# EXERCISE:
Reproduce each line that includes the word "призрѣнія".

--------------------

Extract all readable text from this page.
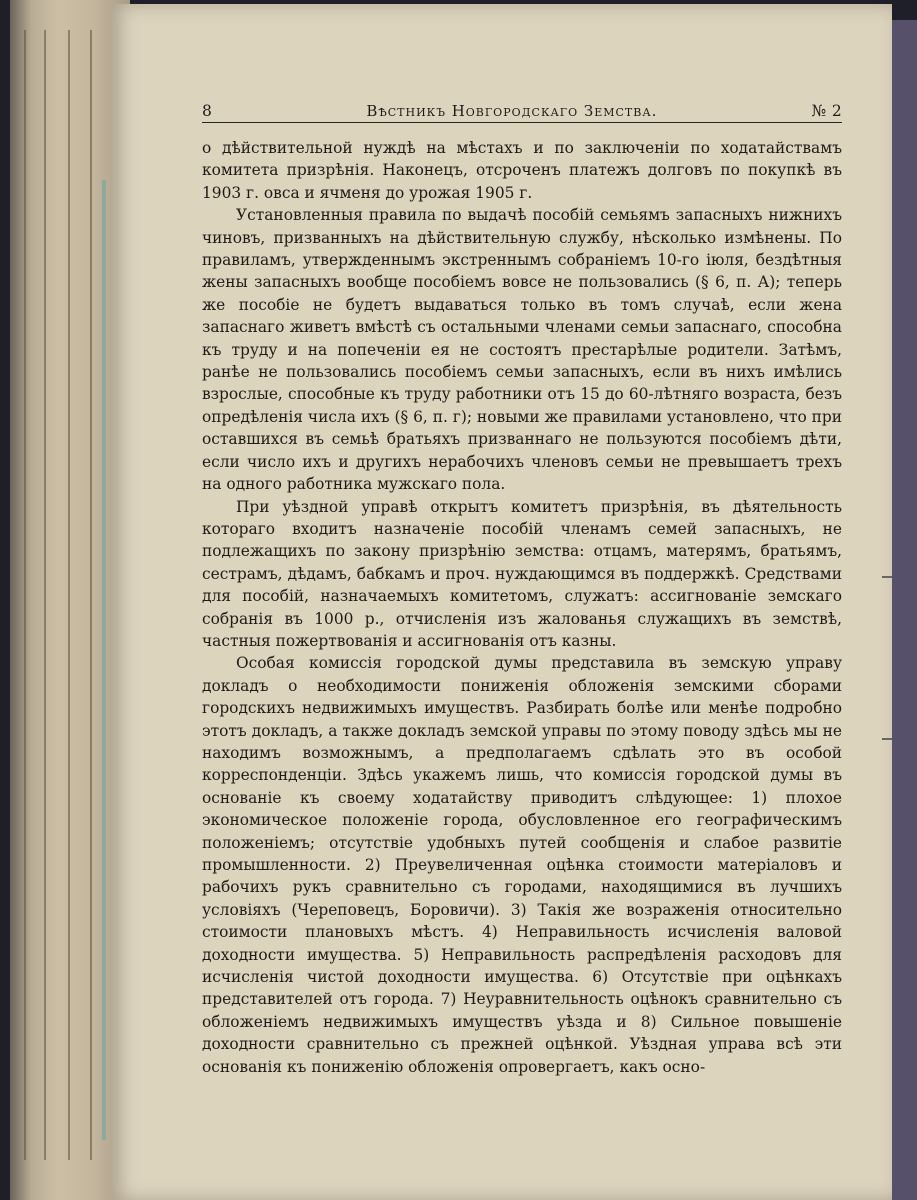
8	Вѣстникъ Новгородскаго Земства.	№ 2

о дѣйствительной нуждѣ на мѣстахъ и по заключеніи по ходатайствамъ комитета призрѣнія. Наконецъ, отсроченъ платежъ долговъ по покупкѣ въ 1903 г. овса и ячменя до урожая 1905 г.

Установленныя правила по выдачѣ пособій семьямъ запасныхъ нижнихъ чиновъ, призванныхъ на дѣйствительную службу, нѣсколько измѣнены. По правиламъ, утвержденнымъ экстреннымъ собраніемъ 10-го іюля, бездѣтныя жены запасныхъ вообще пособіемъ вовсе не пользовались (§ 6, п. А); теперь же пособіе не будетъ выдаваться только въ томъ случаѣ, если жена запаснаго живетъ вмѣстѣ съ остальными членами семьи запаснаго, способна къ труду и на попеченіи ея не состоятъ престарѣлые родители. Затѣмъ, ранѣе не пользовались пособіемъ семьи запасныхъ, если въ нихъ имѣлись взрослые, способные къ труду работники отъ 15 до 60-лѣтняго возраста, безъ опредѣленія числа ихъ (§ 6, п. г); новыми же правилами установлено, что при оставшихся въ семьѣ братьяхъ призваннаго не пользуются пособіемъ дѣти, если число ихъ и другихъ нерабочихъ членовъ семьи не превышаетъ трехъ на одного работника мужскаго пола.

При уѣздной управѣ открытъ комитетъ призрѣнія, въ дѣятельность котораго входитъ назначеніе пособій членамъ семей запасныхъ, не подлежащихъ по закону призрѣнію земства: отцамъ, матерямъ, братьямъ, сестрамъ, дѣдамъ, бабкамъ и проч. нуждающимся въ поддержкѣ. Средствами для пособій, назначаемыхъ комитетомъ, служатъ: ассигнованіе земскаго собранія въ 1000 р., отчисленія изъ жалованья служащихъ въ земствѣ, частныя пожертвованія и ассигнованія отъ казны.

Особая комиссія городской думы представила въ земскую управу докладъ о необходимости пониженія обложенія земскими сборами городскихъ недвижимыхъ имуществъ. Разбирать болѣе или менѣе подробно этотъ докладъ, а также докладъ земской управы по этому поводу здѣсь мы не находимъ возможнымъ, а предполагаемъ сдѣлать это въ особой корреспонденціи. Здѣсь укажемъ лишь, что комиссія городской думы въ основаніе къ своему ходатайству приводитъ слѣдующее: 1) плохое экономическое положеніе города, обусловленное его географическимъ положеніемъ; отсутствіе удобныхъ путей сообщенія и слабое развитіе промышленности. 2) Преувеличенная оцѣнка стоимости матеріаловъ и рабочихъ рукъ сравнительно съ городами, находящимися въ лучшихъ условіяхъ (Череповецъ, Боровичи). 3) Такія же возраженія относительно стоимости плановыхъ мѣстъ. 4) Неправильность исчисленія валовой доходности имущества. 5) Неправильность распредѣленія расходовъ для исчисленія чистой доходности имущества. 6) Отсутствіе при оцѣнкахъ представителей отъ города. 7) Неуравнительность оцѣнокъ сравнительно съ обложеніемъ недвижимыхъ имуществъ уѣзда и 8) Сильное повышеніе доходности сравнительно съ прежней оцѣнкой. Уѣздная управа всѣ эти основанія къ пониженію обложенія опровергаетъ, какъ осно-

--------------------

# REPLY:
о дѣйствительной нуждѣ на мѣстахъ и по заключеніи по ходатайствамъ комитета призрѣнія. Наконецъ, отсроченъ платежъ долговъ по покупкѣ въ 1903 г. овса и ячменя до урожая 1905 г.
При уѣздной управѣ открытъ комитетъ призрѣнія, въ дѣятельность котораго входитъ назначеніе пособій членамъ семей запасныхъ, не подлежащихъ по закону призрѣнію земства: отцамъ, матерямъ, братьямъ, сестрамъ, дѣдамъ, бабкамъ и проч. нуждающимся въ поддержкѣ. Средствами для пособій, назначаемыхъ комитетомъ, служатъ: ассигнованіе земскаго собранія въ 1000 р., отчисленія изъ жалованья служащихъ въ земствѣ, частныя пожертвованія и ассигнованія отъ казны.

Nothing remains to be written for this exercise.